[Dataset items]
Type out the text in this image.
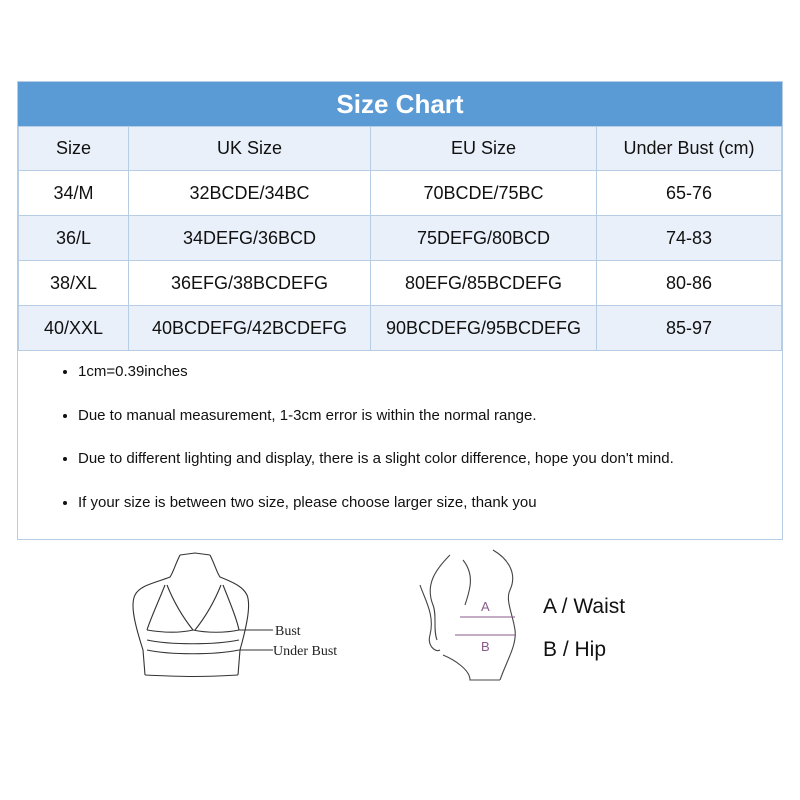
Size Chart
Size	UK Size	EU Size	Under Bust (cm)
34/M	32BCDE/34BC	70BCDE/75BC	65-76
36/L	34DEFG/36BCD	75DEFG/80BCD	74-83
38/XL	36EFG/38BCDEFG	80EFG/85BCDEFG	80-86
40/XXL	40BCDEFG/42BCDEFG	90BCDEFG/95BCDEFG	85-97
• 1cm=0.39inches
• Due to manual measurement, 1-3cm error is within the normal range.
• Due to different lighting and display, there is a slight color difference, hope you don't mind.
• If your size is between two size, please choose larger size, thank you
Bust
Under Bust
A
B
A / Waist
B / Hip
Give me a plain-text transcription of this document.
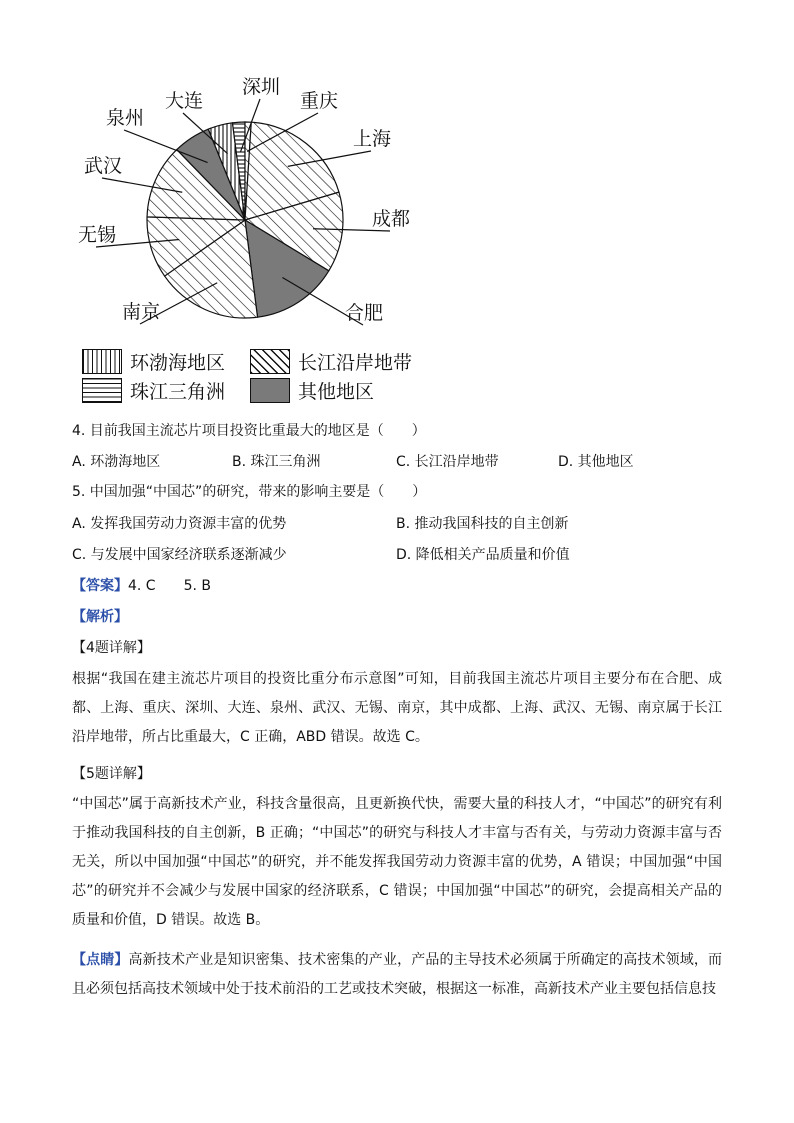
大连
深圳
重庆
上海
成都
合肥
南京
无锡
武汉
泉州
环渤海地区	长江沿岸地带
珠江三角洲	其他地区
4. 目前我国主流芯片项目投资比重最大的地区是（　　）
A. 环渤海地区	B. 珠江三角洲	C. 长江沿岸地带	D. 其他地区
5. 中国加强“中国芯”的研究，带来的影响主要是（　　）
A. 发挥我国劳动力资源丰富的优势	B. 推动我国科技的自主创新
C. 与发展中国家经济联系逐渐减少	D. 降低相关产品质量和价值
【答案】4. C　　5. B
【解析】
【4题详解】
根据“我国在建主流芯片项目的投资比重分布示意图”可知，目前我国主流芯片项目主要分布在合肥、成都、上海、重庆、深圳、大连、泉州、武汉、无锡、南京，其中成都、上海、武汉、无锡、南京属于长江沿岸地带，所占比重最大，C 正确，ABD 错误。故选 C。
【5题详解】
“中国芯”属于高新技术产业，科技含量很高，且更新换代快，需要大量的科技人才，“中国芯”的研究有利于推动我国科技的自主创新，B 正确；“中国芯”的研究与科技人才丰富与否有关，与劳动力资源丰富与否无关，所以中国加强“中国芯”的研究，并不能发挥我国劳动力资源丰富的优势，A 错误；中国加强“中国芯”的研究并不会减少与发展中国家的经济联系，C 错误；中国加强“中国芯”的研究，会提高相关产品的质量和价值，D 错误。故选 B。
【点睛】高新技术产业是知识密集、技术密集的产业，产品的主导技术必须属于所确定的高技术领域，而且必须包括高技术领域中处于技术前沿的工艺或技术突破，根据这一标准，高新技术产业主要包括信息技
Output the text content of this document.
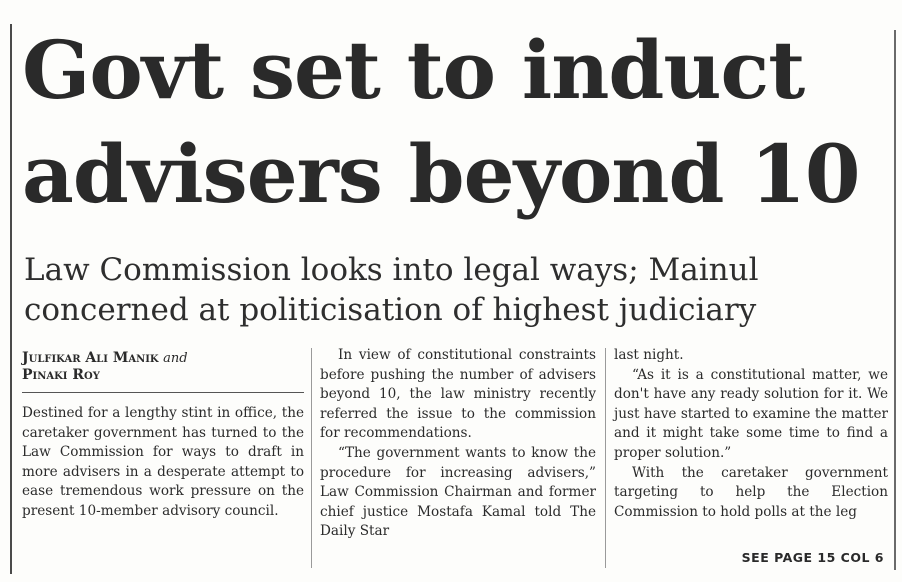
Govt set to induct
advisers beyond 10
Law Commission looks into legal ways; Mainul
concerned at politicisation of highest judiciary
Julfikar Ali Manik and
Pinaki Roy

Destined for a lengthy stint in office, the caretaker government has turned to the Law Commission for ways to draft in more advisers in a desperate attempt to ease tremendous work pressure on the present 10-member advisory council.

In view of constitutional constraints before pushing the number of advisers beyond 10, the law ministry recently referred the issue to the commission for recommendations.

“The government wants to know the procedure for increasing advisers,” Law Commission Chairman and former chief justice Mostafa Kamal told The Daily Star

last night.

“As it is a constitutional matter, we don't have any ready solution for it. We just have started to examine the matter and it might take some time to find a proper solution.”

With the caretaker government targeting to help the Election Commission to hold polls at the leg

SEE PAGE 15 COL 6
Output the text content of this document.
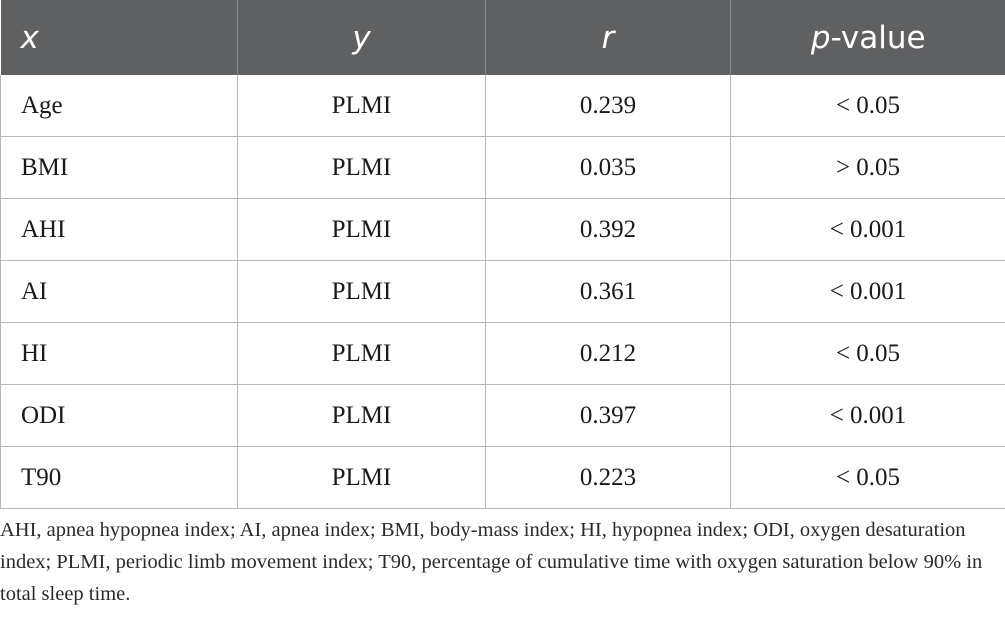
x	y	r	p-value
Age	PLMI	0.239	< 0.05
BMI	PLMI	0.035	> 0.05
AHI	PLMI	0.392	< 0.001
AI	PLMI	0.361	< 0.001
HI	PLMI	0.212	< 0.05
ODI	PLMI	0.397	< 0.001
T90	PLMI	0.223	< 0.05

AHI, apnea hypopnea index; AI, apnea index; BMI, body-mass index; HI, hypopnea index; ODI, oxygen desaturation index; PLMI, periodic limb movement index; T90, percentage of cumulative time with oxygen saturation below 90% in total sleep time.
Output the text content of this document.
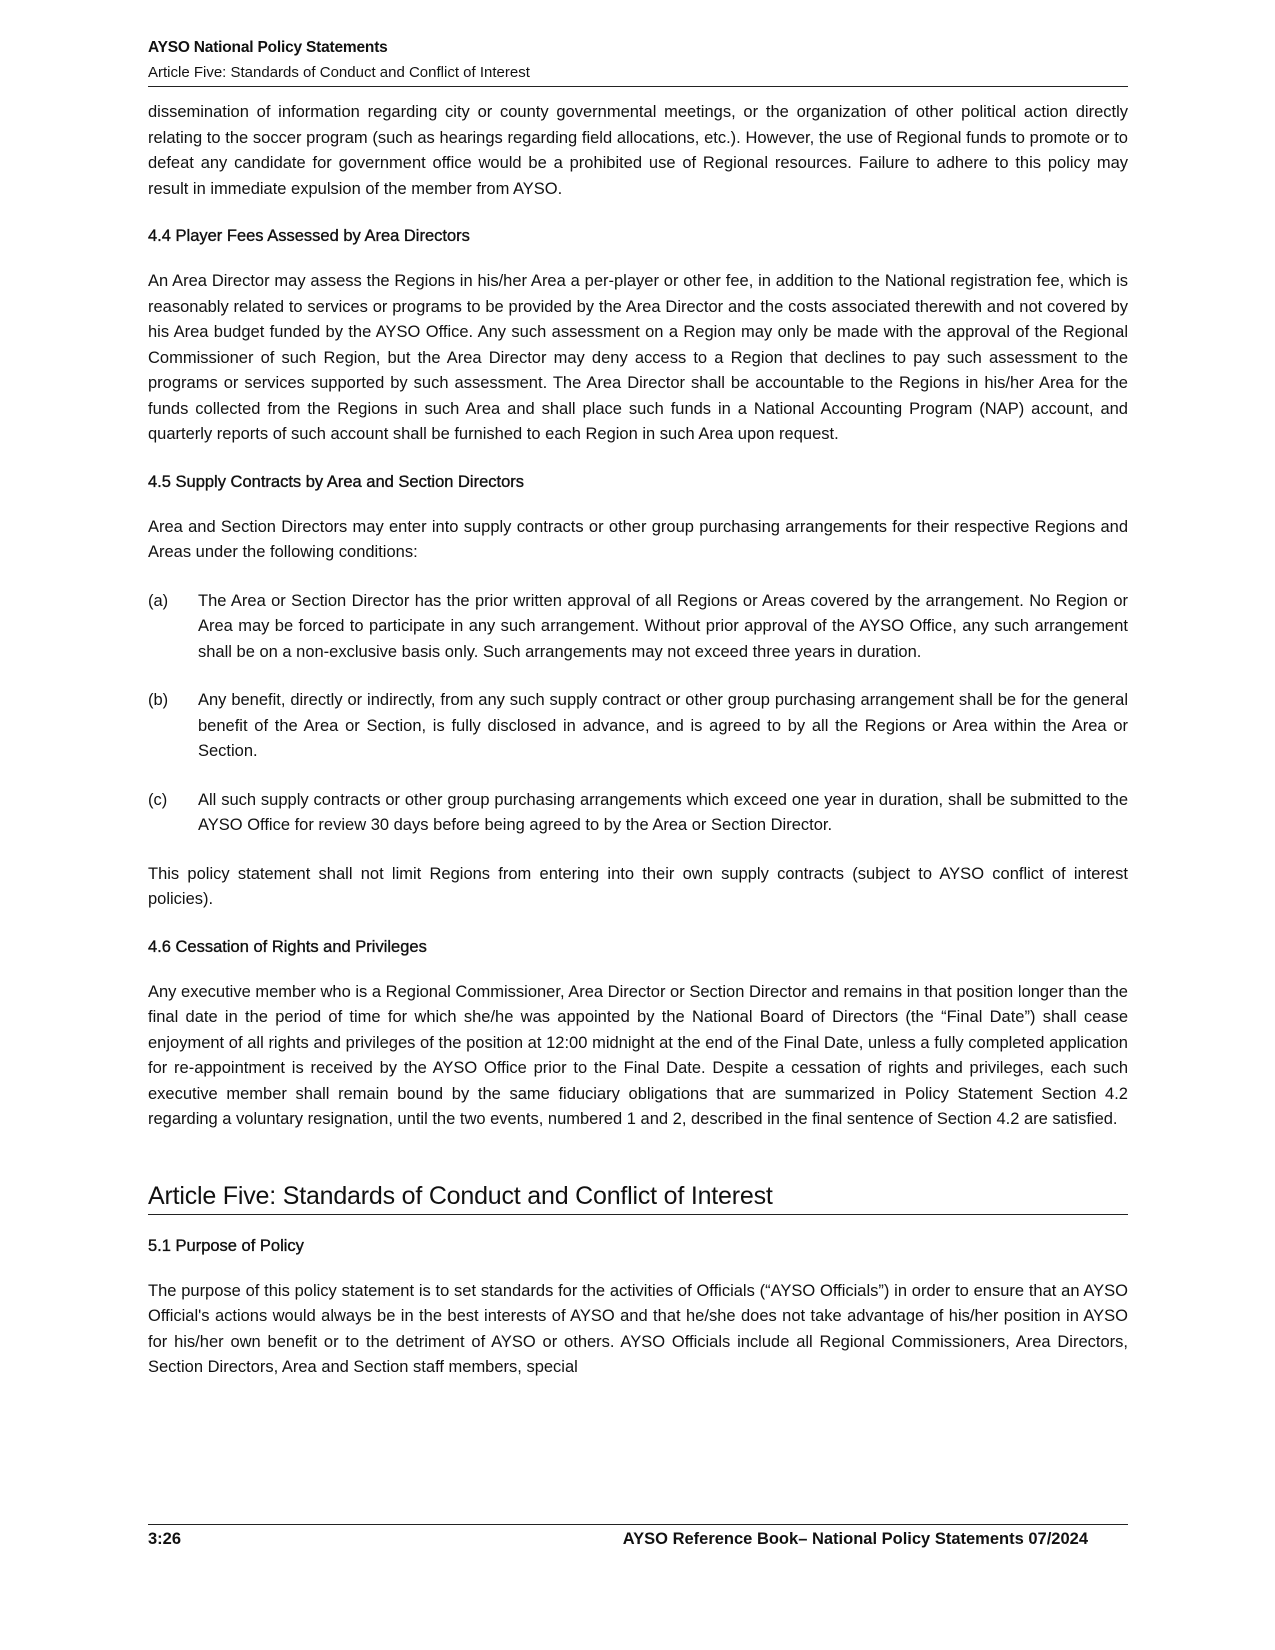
AYSO National Policy Statements
Article Five: Standards of Conduct and Conflict of Interest

dissemination of information regarding city or county governmental meetings, or the organization of other political action directly relating to the soccer program (such as hearings regarding field allocations, etc.). However, the use of Regional funds to promote or to defeat any candidate for government office would be a prohibited use of Regional resources. Failure to adhere to this policy may result in immediate expulsion of the member from AYSO.

4.4 Player Fees Assessed by Area Directors

An Area Director may assess the Regions in his/her Area a per-player or other fee, in addition to the National registration fee, which is reasonably related to services or programs to be provided by the Area Director and the costs associated therewith and not covered by his Area budget funded by the AYSO Office. Any such assessment on a Region may only be made with the approval of the Regional Commissioner of such Region, but the Area Director may deny access to a Region that declines to pay such assessment to the programs or services supported by such assessment. The Area Director shall be accountable to the Regions in his/her Area for the funds collected from the Regions in such Area and shall place such funds in a National Accounting Program (NAP) account, and quarterly reports of such account shall be furnished to each Region in such Area upon request.

4.5 Supply Contracts by Area and Section Directors

Area and Section Directors may enter into supply contracts or other group purchasing arrangements for their respective Regions and Areas under the following conditions:

(a)	The Area or Section Director has the prior written approval of all Regions or Areas covered by the arrangement. No Region or Area may be forced to participate in any such arrangement. Without prior approval of the AYSO Office, any such arrangement shall be on a non-exclusive basis only. Such arrangements may not exceed three years in duration.

(b)	Any benefit, directly or indirectly, from any such supply contract or other group purchasing arrangement shall be for the general benefit of the Area or Section, is fully disclosed in advance, and is agreed to by all the Regions or Area within the Area or Section.

(c)	All such supply contracts or other group purchasing arrangements which exceed one year in duration, shall be submitted to the AYSO Office for review 30 days before being agreed to by the Area or Section Director.

This policy statement shall not limit Regions from entering into their own supply contracts (subject to AYSO conflict of interest policies).

4.6 Cessation of Rights and Privileges

Any executive member who is a Regional Commissioner, Area Director or Section Director and remains in that position longer than the final date in the period of time for which she/he was appointed by the National Board of Directors (the “Final Date”) shall cease enjoyment of all rights and privileges of the position at 12:00 midnight at the end of the Final Date, unless a fully completed application for re-appointment is received by the AYSO Office prior to the Final Date. Despite a cessation of rights and privileges, each such executive member shall remain bound by the same fiduciary obligations that are summarized in Policy Statement Section 4.2 regarding a voluntary resignation, until the two events, numbered 1 and 2, described in the final sentence of Section 4.2 are satisfied.

Article Five: Standards of Conduct and Conflict of Interest
5.1 Purpose of Policy

The purpose of this policy statement is to set standards for the activities of Officials (“AYSO Officials”) in order to ensure that an AYSO Official's actions would always be in the best interests of AYSO and that he/she does not take advantage of his/her position in AYSO for his/her own benefit or to the detriment of AYSO or others. AYSO Officials include all Regional Commissioners, Area Directors, Section Directors, Area and Section staff members, special

3:26	AYSO Reference Book– National Policy Statements 07/2024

Task description: Of all the lines in the material above, how many contain the word "Statements"? Give only the count.

Written response: 2